▶ _Task to complete_
Scan the lines below; pull out those with "eSanté".

▶ _Supplied records_
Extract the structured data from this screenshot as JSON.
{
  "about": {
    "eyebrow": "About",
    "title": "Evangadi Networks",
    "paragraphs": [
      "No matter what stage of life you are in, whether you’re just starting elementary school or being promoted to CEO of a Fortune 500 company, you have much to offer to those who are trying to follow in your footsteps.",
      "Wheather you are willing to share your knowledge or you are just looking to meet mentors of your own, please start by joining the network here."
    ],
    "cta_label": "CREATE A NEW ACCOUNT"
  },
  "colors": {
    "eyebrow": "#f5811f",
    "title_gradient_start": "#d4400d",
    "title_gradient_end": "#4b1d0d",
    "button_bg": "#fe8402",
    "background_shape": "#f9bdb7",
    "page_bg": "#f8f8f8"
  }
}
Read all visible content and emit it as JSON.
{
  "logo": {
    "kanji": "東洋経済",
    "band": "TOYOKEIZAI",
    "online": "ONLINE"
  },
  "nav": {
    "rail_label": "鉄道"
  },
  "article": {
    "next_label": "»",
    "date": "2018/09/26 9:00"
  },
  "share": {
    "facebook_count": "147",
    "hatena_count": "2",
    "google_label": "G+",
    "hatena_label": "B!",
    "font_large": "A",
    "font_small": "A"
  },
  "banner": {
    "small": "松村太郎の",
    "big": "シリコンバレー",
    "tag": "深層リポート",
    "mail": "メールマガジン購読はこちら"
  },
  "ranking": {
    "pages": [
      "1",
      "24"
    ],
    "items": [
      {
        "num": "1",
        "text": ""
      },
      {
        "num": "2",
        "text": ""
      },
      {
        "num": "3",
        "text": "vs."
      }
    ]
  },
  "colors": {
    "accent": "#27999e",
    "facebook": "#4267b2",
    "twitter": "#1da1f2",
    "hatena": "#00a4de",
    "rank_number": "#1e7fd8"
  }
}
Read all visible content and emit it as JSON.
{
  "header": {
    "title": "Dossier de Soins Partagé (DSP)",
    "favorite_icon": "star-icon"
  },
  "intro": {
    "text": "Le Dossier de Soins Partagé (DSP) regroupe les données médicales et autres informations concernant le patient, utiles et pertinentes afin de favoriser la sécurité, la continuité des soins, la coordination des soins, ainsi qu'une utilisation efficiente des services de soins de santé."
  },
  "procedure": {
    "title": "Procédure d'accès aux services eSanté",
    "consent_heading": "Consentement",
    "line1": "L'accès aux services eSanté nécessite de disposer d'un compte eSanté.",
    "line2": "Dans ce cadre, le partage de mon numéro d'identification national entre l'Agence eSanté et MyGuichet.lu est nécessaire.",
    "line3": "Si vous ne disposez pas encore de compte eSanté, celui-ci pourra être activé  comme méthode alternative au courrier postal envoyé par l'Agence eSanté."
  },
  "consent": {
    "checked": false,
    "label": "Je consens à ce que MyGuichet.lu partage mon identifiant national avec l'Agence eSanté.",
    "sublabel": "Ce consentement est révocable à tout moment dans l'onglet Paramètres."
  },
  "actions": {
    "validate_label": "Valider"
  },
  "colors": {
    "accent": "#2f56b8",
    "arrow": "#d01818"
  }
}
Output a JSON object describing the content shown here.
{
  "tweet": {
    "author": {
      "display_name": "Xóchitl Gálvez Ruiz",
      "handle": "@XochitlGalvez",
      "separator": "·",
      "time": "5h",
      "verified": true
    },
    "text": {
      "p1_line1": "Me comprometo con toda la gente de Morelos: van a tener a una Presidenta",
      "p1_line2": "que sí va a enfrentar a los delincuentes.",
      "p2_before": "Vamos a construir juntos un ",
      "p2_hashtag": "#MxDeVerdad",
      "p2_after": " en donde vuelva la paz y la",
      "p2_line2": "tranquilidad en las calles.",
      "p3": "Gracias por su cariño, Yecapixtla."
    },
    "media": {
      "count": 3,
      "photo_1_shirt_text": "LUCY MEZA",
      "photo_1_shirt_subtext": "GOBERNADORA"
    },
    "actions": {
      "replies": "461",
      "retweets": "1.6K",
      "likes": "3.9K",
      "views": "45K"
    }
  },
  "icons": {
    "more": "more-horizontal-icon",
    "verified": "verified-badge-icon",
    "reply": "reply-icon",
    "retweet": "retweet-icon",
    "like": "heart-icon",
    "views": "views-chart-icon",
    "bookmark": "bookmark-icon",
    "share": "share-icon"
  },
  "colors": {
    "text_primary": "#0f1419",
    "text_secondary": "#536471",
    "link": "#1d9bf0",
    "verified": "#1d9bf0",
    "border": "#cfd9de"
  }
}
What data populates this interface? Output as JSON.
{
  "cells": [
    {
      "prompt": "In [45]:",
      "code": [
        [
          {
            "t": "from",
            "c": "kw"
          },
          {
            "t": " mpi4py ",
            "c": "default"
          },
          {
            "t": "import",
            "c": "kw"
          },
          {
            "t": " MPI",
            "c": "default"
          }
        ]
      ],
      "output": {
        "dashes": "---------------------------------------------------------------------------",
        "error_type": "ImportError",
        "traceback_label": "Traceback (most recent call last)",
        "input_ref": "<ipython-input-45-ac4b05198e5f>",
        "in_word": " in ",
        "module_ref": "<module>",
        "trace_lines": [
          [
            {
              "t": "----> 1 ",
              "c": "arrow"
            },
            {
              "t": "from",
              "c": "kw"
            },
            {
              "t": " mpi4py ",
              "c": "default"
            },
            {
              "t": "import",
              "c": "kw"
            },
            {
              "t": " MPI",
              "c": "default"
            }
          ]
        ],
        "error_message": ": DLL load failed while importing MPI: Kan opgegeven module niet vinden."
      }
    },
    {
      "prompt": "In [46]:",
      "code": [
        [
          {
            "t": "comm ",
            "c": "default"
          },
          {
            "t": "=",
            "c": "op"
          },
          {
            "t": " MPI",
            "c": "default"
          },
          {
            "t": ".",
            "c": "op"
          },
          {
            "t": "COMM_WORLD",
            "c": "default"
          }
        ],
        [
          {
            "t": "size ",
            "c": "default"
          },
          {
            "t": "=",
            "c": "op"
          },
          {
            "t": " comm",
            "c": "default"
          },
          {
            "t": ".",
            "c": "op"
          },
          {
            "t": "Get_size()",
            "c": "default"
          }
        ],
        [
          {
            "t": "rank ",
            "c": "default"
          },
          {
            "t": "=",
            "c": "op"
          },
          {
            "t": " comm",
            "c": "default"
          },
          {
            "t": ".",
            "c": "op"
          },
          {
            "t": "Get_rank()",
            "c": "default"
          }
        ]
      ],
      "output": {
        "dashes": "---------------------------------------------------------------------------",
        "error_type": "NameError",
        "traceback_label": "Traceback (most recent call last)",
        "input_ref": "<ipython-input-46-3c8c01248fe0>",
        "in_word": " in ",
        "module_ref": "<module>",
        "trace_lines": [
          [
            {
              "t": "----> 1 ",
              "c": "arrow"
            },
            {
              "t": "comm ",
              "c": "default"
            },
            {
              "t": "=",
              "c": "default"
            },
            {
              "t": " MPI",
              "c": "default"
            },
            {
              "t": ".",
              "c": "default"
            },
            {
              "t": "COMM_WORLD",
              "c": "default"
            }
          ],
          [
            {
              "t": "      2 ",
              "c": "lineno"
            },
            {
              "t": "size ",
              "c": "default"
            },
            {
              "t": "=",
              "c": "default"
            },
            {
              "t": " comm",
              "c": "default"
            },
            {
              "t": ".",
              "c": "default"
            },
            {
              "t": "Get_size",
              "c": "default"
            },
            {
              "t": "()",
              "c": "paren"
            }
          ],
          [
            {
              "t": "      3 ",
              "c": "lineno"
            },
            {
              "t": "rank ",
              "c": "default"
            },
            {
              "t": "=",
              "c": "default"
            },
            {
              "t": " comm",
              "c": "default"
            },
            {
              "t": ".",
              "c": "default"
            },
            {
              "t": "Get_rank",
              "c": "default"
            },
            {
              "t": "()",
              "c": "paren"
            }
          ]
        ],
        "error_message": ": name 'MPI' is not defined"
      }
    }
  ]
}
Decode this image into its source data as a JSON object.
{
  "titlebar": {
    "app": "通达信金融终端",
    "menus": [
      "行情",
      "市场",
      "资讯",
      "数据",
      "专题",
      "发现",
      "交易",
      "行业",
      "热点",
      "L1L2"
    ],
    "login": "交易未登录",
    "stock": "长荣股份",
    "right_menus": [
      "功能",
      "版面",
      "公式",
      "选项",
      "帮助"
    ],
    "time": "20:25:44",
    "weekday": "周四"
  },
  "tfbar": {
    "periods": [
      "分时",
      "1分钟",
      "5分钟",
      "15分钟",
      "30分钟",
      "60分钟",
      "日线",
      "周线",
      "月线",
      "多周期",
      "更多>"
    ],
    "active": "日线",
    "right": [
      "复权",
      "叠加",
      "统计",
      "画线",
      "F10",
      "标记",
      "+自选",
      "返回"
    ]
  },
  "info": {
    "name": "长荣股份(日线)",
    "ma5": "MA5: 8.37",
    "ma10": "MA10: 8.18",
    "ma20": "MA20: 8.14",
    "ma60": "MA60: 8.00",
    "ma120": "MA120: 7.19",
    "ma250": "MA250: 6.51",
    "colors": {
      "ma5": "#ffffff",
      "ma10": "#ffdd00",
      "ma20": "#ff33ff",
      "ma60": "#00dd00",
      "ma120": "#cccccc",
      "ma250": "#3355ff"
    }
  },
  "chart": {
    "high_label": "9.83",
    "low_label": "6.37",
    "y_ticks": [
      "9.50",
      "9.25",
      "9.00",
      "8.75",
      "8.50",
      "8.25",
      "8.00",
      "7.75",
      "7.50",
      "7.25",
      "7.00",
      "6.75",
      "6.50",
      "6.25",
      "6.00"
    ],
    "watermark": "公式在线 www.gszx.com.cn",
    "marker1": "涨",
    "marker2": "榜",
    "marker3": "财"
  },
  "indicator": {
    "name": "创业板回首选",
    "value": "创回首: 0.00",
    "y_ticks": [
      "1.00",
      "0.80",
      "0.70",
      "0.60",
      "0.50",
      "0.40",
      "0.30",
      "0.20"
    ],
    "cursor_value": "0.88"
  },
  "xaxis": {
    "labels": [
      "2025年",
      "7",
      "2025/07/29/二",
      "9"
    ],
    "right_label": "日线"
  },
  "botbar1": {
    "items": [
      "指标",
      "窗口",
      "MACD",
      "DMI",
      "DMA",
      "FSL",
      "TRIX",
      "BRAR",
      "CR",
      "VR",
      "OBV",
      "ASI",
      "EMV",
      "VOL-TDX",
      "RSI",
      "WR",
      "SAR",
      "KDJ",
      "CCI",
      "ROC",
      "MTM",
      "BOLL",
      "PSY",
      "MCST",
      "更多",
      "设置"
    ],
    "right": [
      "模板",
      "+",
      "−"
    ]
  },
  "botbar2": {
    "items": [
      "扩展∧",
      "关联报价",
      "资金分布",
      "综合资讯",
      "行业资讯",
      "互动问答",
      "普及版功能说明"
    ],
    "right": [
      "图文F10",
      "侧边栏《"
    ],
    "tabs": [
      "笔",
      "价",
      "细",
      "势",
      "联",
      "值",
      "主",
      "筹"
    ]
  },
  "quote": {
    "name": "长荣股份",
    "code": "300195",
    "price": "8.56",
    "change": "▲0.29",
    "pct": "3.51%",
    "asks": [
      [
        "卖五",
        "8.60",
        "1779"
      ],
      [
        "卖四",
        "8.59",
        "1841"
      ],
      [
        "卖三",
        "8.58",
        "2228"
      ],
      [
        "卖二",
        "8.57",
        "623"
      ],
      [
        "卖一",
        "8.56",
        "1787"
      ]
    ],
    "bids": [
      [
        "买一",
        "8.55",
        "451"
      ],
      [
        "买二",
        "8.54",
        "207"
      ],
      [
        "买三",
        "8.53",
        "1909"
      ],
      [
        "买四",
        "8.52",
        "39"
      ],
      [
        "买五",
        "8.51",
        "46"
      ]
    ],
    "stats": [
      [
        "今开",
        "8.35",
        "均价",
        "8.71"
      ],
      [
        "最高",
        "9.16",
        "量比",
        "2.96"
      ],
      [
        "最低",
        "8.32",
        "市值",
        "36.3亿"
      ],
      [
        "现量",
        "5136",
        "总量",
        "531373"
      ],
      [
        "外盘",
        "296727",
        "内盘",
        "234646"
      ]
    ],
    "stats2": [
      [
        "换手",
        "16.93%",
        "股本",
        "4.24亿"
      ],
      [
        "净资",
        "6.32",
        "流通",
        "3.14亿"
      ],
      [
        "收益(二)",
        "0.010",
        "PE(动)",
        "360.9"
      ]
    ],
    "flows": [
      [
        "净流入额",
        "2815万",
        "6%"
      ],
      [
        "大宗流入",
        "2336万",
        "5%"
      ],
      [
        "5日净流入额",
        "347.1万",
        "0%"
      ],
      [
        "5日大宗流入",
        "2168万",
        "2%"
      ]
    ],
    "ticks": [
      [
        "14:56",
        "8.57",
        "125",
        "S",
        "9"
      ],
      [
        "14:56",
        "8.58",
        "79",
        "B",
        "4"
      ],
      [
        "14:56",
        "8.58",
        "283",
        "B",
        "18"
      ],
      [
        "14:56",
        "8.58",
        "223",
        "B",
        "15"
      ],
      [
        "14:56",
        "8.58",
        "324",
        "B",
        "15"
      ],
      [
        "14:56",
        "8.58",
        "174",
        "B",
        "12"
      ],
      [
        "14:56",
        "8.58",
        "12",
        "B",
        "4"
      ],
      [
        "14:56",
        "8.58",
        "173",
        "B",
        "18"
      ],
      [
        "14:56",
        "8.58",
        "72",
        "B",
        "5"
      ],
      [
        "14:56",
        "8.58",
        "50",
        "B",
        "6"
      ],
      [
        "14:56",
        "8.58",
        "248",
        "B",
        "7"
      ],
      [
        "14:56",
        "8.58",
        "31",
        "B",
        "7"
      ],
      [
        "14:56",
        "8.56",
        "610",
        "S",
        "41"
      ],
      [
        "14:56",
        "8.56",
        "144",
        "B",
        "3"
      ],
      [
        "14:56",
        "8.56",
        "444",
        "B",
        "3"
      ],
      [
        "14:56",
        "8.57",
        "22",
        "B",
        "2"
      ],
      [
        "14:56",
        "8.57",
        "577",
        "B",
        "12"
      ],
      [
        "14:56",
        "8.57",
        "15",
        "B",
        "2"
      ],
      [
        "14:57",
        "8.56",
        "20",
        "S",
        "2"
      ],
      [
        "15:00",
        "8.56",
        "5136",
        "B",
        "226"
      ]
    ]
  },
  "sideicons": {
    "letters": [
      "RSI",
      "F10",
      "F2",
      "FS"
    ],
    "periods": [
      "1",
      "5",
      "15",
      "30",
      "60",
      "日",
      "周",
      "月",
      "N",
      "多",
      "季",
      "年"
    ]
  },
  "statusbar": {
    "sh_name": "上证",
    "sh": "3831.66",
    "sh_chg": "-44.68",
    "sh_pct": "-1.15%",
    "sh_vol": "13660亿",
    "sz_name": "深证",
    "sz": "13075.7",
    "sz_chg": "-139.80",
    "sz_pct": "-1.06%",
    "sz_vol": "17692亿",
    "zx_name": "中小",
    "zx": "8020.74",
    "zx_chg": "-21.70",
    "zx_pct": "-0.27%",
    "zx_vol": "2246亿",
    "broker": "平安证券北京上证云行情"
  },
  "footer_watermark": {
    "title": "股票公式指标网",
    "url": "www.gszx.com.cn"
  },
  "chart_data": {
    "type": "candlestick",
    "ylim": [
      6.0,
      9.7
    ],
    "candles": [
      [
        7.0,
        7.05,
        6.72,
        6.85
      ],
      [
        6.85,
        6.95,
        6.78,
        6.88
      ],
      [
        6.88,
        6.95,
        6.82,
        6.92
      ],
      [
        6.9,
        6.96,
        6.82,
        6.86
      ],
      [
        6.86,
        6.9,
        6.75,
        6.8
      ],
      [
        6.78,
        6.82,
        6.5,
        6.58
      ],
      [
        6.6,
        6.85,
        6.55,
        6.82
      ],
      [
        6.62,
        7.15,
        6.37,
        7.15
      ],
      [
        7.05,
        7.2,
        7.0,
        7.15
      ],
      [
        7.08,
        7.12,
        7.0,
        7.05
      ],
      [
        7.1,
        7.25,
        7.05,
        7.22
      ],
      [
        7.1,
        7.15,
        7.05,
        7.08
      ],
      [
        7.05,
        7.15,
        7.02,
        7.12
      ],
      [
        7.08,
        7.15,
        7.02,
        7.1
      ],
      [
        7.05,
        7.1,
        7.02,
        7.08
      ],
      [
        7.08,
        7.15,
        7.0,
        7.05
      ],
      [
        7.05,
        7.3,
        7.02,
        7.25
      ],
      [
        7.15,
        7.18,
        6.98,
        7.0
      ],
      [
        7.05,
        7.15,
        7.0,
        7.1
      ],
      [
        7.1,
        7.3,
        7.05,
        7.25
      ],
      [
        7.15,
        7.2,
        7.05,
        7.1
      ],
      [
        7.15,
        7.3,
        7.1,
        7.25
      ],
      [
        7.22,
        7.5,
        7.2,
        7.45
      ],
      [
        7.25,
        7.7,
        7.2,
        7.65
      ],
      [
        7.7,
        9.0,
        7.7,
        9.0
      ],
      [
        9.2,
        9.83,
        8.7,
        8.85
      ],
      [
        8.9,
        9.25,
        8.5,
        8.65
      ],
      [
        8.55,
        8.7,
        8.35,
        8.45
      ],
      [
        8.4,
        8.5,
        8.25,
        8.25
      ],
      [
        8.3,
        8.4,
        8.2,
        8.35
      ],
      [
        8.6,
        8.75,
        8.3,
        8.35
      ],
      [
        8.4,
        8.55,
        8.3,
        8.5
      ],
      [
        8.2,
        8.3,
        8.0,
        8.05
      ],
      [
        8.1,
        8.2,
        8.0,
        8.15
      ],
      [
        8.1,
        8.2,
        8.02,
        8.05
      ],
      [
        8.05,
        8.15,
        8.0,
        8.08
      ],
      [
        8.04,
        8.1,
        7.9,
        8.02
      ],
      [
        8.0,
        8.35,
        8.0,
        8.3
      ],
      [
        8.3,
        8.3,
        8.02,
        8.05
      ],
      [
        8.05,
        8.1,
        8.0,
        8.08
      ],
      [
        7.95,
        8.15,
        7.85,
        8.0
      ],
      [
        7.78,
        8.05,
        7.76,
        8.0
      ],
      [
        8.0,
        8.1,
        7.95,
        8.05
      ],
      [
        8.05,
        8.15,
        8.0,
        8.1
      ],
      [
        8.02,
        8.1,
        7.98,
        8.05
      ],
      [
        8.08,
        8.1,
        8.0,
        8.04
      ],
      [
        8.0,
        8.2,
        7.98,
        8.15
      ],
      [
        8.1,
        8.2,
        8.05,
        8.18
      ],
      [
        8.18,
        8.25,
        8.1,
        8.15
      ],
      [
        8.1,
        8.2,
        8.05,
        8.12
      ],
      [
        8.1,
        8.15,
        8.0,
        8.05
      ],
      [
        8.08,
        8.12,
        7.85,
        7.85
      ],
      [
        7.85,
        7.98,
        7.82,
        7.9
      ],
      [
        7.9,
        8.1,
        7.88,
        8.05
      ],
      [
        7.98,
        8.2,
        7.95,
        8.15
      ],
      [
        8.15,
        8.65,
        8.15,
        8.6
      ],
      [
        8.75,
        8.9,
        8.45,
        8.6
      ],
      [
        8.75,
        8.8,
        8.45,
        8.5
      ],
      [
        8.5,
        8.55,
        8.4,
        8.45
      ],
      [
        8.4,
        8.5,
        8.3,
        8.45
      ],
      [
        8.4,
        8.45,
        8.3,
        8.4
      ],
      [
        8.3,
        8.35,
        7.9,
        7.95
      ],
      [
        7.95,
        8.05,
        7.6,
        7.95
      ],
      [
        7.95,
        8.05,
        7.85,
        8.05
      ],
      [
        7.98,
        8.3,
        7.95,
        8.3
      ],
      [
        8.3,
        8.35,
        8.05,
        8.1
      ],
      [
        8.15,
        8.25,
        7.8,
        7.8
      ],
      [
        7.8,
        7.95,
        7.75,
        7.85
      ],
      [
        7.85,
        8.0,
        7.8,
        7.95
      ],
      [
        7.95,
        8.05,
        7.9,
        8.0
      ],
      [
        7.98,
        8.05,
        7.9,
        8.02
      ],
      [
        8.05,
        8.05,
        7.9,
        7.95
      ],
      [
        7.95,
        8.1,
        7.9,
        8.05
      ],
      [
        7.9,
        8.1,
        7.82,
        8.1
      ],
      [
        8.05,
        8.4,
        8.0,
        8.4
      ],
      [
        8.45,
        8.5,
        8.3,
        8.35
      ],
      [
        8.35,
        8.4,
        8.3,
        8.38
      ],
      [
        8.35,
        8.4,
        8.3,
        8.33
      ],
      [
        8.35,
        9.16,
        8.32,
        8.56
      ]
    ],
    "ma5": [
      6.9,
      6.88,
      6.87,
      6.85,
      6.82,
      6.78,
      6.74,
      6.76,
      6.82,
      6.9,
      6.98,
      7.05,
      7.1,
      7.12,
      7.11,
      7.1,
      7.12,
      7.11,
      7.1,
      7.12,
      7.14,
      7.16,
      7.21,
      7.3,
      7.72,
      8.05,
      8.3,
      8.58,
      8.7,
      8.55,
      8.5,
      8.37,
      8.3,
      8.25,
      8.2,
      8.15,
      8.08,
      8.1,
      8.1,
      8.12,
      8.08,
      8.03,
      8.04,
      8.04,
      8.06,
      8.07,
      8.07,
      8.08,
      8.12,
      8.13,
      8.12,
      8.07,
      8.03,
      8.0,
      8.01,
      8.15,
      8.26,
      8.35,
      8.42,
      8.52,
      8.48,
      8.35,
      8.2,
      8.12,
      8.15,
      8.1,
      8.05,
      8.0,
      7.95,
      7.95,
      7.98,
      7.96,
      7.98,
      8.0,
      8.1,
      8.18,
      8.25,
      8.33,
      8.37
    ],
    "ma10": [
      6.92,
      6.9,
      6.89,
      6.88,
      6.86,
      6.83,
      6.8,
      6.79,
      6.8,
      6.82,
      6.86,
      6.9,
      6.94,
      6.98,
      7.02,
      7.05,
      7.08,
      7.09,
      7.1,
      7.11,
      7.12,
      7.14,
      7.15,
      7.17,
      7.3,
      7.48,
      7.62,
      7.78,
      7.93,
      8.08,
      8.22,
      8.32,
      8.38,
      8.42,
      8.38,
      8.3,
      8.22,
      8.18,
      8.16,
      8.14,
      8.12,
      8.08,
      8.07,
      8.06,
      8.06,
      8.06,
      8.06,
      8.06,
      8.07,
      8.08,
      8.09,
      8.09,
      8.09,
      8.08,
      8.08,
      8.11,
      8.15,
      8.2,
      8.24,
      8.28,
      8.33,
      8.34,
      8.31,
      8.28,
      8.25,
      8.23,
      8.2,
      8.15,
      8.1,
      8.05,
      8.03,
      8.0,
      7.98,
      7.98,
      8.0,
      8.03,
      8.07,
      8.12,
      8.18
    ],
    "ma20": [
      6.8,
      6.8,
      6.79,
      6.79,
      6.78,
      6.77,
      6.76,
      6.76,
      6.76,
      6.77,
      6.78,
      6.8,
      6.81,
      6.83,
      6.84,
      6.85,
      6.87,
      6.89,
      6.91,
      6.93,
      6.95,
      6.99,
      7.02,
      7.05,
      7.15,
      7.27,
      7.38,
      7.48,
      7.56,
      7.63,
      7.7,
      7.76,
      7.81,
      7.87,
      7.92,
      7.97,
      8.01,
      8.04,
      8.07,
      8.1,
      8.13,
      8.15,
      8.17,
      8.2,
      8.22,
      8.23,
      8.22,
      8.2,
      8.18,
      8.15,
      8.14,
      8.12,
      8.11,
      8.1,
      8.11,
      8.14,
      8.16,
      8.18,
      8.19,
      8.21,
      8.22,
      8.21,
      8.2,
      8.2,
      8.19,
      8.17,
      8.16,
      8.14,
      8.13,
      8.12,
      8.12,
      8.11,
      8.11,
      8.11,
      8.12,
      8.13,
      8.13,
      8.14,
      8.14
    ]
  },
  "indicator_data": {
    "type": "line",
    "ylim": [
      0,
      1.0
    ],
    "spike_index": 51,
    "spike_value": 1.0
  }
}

▶ _The answer_
    "title": "Procédure d'accès aux services eSanté",
    "line1": "L'accès aux services eSanté nécessite de disposer d'un compte eSanté.",
    "line2": "Dans ce cadre, le partage de mon numéro d'identification national entre l'Agence eSanté et MyGuichet.lu est nécessaire.",
    "line3": "Si vous ne disposez pas encore de compte eSanté, celui-ci pourra être activé  comme méthode alternative au courrier postal envoyé par l'Agence eSanté."
    "label": "Je consens à ce que MyGuichet.lu partage mon identifiant national avec l'Agence eSanté.",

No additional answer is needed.